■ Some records
##############################
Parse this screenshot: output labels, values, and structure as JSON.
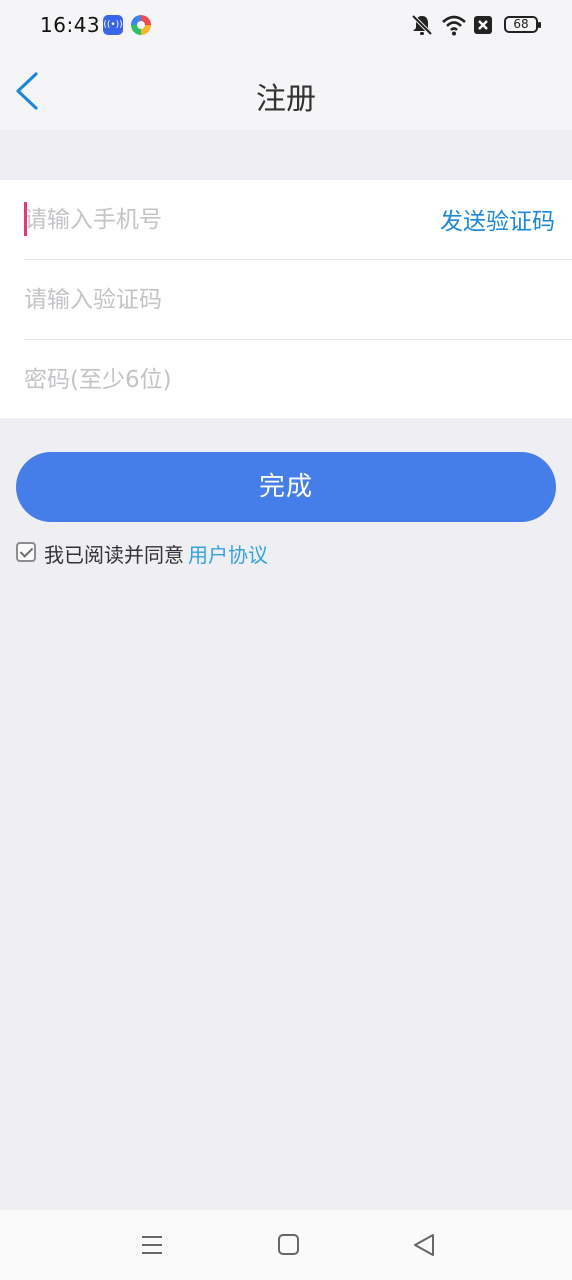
{
  "status_bar": {
    "time": "16:43",
    "battery": "68",
    "icons": [
      "nfc-app-icon",
      "colorful-app-icon",
      "mute-icon",
      "wifi-icon",
      "sim-x-icon",
      "battery-icon"
    ]
  },
  "header": {
    "title": "注册",
    "back_icon": "chevron-left-icon"
  },
  "form": {
    "phone_placeholder": "请输入手机号",
    "phone_value": "",
    "send_code_label": "发送验证码",
    "code_placeholder": "请输入验证码",
    "code_value": "",
    "password_placeholder": "密码(至少6位)",
    "password_value": ""
  },
  "done_label": "完成",
  "agreement": {
    "checked": true,
    "text": "我已阅读并同意",
    "link": "用户协议"
  },
  "colors": {
    "accent": "#457ee8",
    "link": "#1e88d8",
    "caret": "#e2377a",
    "background": "#eeeef3"
  },
  "nav_bar": {
    "icons": [
      "menu-icon",
      "home-icon",
      "back-triangle-icon"
    ]
  }
}
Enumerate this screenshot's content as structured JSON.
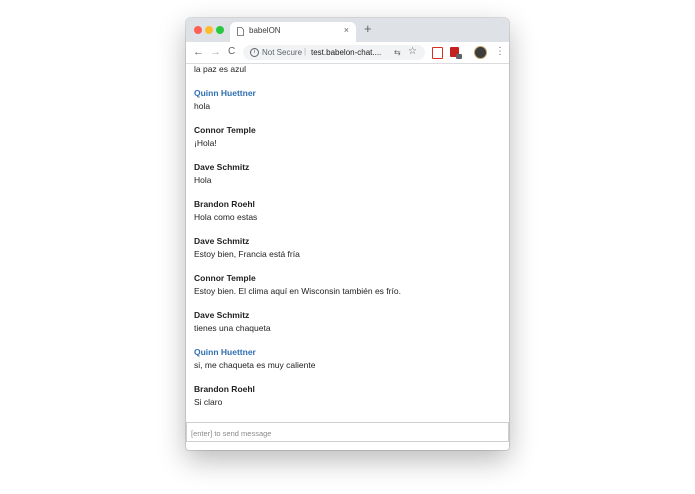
{
  "browser": {
    "tab_title": "babelON",
    "tab_close": "×",
    "new_tab": "+",
    "security_label": "Not Secure",
    "url_separator": "|",
    "url": "test.babelon-chat....",
    "nav": {
      "back": "←",
      "forward": "→",
      "reload": "C"
    },
    "menu": "⋮",
    "icons": [
      "page-icon",
      "info-icon",
      "translate-icon",
      "star-icon",
      "pdf-extension-icon",
      "extension-icon",
      "profile-avatar",
      "menu-icon"
    ],
    "colors": {
      "close": "#ff5f57",
      "minimize": "#febc2e",
      "maximize": "#28c840"
    }
  },
  "chat": {
    "partial_message": "la paz es azul",
    "messages": [
      {
        "author": "Quinn Huettner",
        "text": "hola",
        "self": true
      },
      {
        "author": "Connor Temple",
        "text": "¡Hola!",
        "self": false
      },
      {
        "author": "Dave Schmitz",
        "text": "Hola",
        "self": false
      },
      {
        "author": "Brandon Roehl",
        "text": "Hola como estas",
        "self": false
      },
      {
        "author": "Dave Schmitz",
        "text": "Estoy bien, Francia está fría",
        "self": false
      },
      {
        "author": "Connor Temple",
        "text": "Estoy bien. El clima aquí en Wisconsin también es frío.",
        "self": false
      },
      {
        "author": "Dave Schmitz",
        "text": "tienes una chaqueta",
        "self": false
      },
      {
        "author": "Quinn Huettner",
        "text": "si, me chaqueta es muy caliente",
        "self": true
      },
      {
        "author": "Brandon Roehl",
        "text": "Si claro",
        "self": false
      }
    ],
    "self_author_color": "#2f6fb1",
    "input_placeholder": "[enter] to send message"
  }
}
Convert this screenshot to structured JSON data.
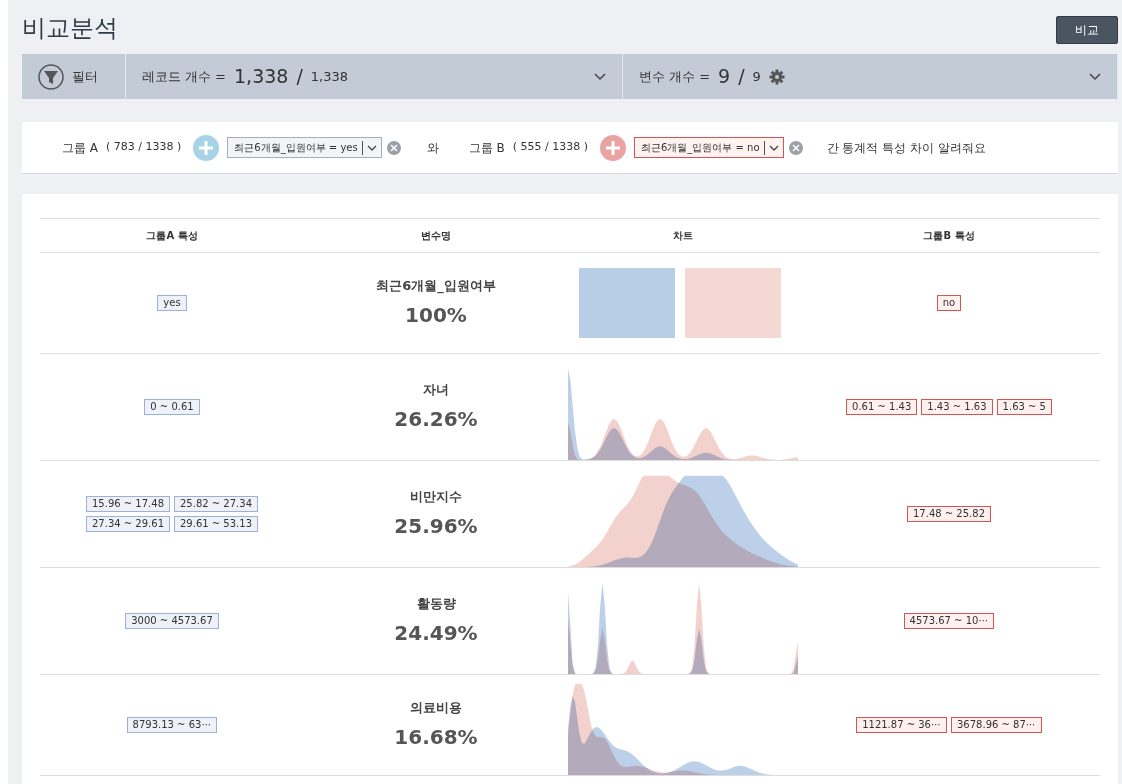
{
  "title": "비교분석",
  "compare_button": "비교",
  "filter_bar": {
    "label": "필터",
    "records": {
      "label": "레코드 개수 =",
      "selected": "1,338",
      "separator": "/",
      "total": "1,338"
    },
    "variables": {
      "label": "변수 개수 =",
      "selected": "9",
      "separator": "/",
      "total": "9"
    }
  },
  "groups": [
    {
      "kind": "a",
      "label": "그룹 A",
      "count": "( 783 / 1338 )",
      "condition": "최근6개월_입원여부 = yes"
    },
    {
      "kind": "b",
      "label": "그룹 B",
      "count": "( 555 / 1338 )",
      "condition": "최근6개월_입원여부 = no"
    }
  ],
  "connector": "와",
  "question": "간 통계적 특성 차이 알려줘요",
  "table": {
    "columns": [
      "그룹A 특성",
      "변수명",
      "차트",
      "그룹B 특성"
    ],
    "rows": [
      {
        "group_a": [
          "yes"
        ],
        "variable": "최근6개월_입원여부",
        "percent": "100%",
        "chart": {
          "kind": "bars"
        },
        "group_b": [
          "no"
        ]
      },
      {
        "group_a": [
          "0 ~ 0.61"
        ],
        "variable": "자녀",
        "percent": "26.26%",
        "chart": {
          "kind": "density"
        },
        "group_b": [
          "0.61 ~ 1.43",
          "1.43 ~ 1.63",
          "1.63 ~ 5"
        ]
      },
      {
        "group_a": [
          "15.96 ~ 17.48",
          "25.82 ~ 27.34",
          "27.34 ~ 29.61",
          "29.61 ~ 53.13"
        ],
        "variable": "비만지수",
        "percent": "25.96%",
        "chart": {
          "kind": "density"
        },
        "group_b": [
          "17.48 ~ 25.82"
        ]
      },
      {
        "group_a": [
          "3000 ~ 4573.67"
        ],
        "variable": "활동량",
        "percent": "24.49%",
        "chart": {
          "kind": "density"
        },
        "group_b": [
          "4573.67 ~ 10⋯"
        ]
      },
      {
        "group_a": [
          "8793.13 ~ 63⋯"
        ],
        "variable": "의료비용",
        "percent": "16.68%",
        "chart": {
          "kind": "density"
        },
        "group_b": [
          "1121.87 ~ 36⋯",
          "3678.96 ~ 87⋯"
        ]
      }
    ]
  }
}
##############################
■ EXERCISE DESCRIPTION
Repeat the records above exactly, leaving out the pictures.

■ TASK OUTPUT
Parse this screenshot: output labels, values, and structure as JSON.
{
  "status_bar": {
    "time": "16:43",
    "battery": "68",
    "icons": [
      "nfc-app-icon",
      "colorful-app-icon",
      "mute-icon",
      "wifi-icon",
      "sim-x-icon",
      "battery-icon"
    ]
  },
  "header": {
    "title": "注册",
    "back_icon": "chevron-left-icon"
  },
  "form": {
    "phone_placeholder": "请输入手机号",
    "phone_value": "",
    "send_code_label": "发送验证码",
    "code_placeholder": "请输入验证码",
    "code_value": "",
    "password_placeholder": "密码(至少6位)",
    "password_value": ""
  },
  "done_label": "完成",
  "agreement": {
    "checked": true,
    "text": "我已阅读并同意",
    "link": "用户协议"
  },
  "colors": {
    "accent": "#457ee8",
    "link": "#1e88d8",
    "caret": "#e2377a",
    "background": "#eeeef3"
  },
  "nav_bar": {
    "icons": [
      "menu-icon",
      "home-icon",
      "back-triangle-icon"
    ]
  }
}
Enumerate this screenshot's content as structured JSON.
{
  "browser": {
    "tab_title": "babelON",
    "tab_close": "×",
    "new_tab": "+",
    "security_label": "Not Secure",
    "url_separator": "|",
    "url": "test.babelon-chat....",
    "nav": {
      "back": "←",
      "forward": "→",
      "reload": "C"
    },
    "menu": "⋮",
    "icons": [
      "page-icon",
      "info-icon",
      "translate-icon",
      "star-icon",
      "pdf-extension-icon",
      "extension-icon",
      "profile-avatar",
      "menu-icon"
    ],
    "colors": {
      "close": "#ff5f57",
      "minimize": "#febc2e",
      "maximize": "#28c840"
    }
  },
  "chat": {
    "partial_message": "la paz es azul",
    "messages": [
      {
        "author": "Quinn Huettner",
        "text": "hola",
        "self": true
      },
      {
        "author": "Connor Temple",
        "text": "¡Hola!",
        "self": false
      },
      {
        "author": "Dave Schmitz",
        "text": "Hola",
        "self": false
      },
      {
        "author": "Brandon Roehl",
        "text": "Hola como estas",
        "self": false
      },
      {
        "author": "Dave Schmitz",
        "text": "Estoy bien, Francia está fría",
        "self": false
      },
      {
        "author": "Connor Temple",
        "text": "Estoy bien. El clima aquí en Wisconsin también es frío.",
        "self": false
      },
      {
        "author": "Dave Schmitz",
        "text": "tienes una chaqueta",
        "self": false
      },
      {
        "author": "Quinn Huettner",
        "text": "si, me chaqueta es muy caliente",
        "self": true
      },
      {
        "author": "Brandon Roehl",
        "text": "Si claro",
        "self": false
      }
    ],
    "self_author_color": "#2f6fb1",
    "input_placeholder": "[enter] to send message"
  }
}
Convert this screenshot to structured JSON data.
{
  "title": "비교분석",
  "compare_button": "비교",
  "filter_bar": {
    "label": "필터",
    "records": {
      "label": "레코드 개수 =",
      "selected": "1,338",
      "separator": "/",
      "total": "1,338"
    },
    "variables": {
      "label": "변수 개수 =",
      "selected": "9",
      "separator": "/",
      "total": "9"
    }
  },
  "groups": [
    {
      "kind": "a",
      "label": "그룹 A",
      "count": "( 783 / 1338 )",
      "condition": "최근6개월_입원여부 = yes"
    },
    {
      "kind": "b",
      "label": "그룹 B",
      "count": "( 555 / 1338 )",
      "condition": "최근6개월_입원여부 = no"
    }
  ],
  "connector": "와",
  "question": "간 통계적 특성 차이 알려줘요",
  "table": {
    "columns": [
      "그룹A 특성",
      "변수명",
      "차트",
      "그룹B 특성"
    ],
    "rows": [
      {
        "group_a": [
          "yes"
        ],
        "variable": "최근6개월_입원여부",
        "percent": "100%",
        "chart": {
          "kind": "bars"
        },
        "group_b": [
          "no"
        ]
      },
      {
        "group_a": [
          "0 ~ 0.61"
        ],
        "variable": "자녀",
        "percent": "26.26%",
        "chart": {
          "kind": "density"
        },
        "group_b": [
          "0.61 ~ 1.43",
          "1.43 ~ 1.63",
          "1.63 ~ 5"
        ]
      },
      {
        "group_a": [
          "15.96 ~ 17.48",
          "25.82 ~ 27.34",
          "27.34 ~ 29.61",
          "29.61 ~ 53.13"
        ],
        "variable": "비만지수",
        "percent": "25.96%",
        "chart": {
          "kind": "density"
        },
        "group_b": [
          "17.48 ~ 25.82"
        ]
      },
      {
        "group_a": [
          "3000 ~ 4573.67"
        ],
        "variable": "활동량",
        "percent": "24.49%",
        "chart": {
          "kind": "density"
        },
        "group_b": [
          "4573.67 ~ 10⋯"
        ]
      },
      {
        "group_a": [
          "8793.13 ~ 63⋯"
        ],
        "variable": "의료비용",
        "percent": "16.68%",
        "chart": {
          "kind": "density"
        },
        "group_b": [
          "1121.87 ~ 36⋯",
          "3678.96 ~ 87⋯"
        ]
      }
    ]
  }
}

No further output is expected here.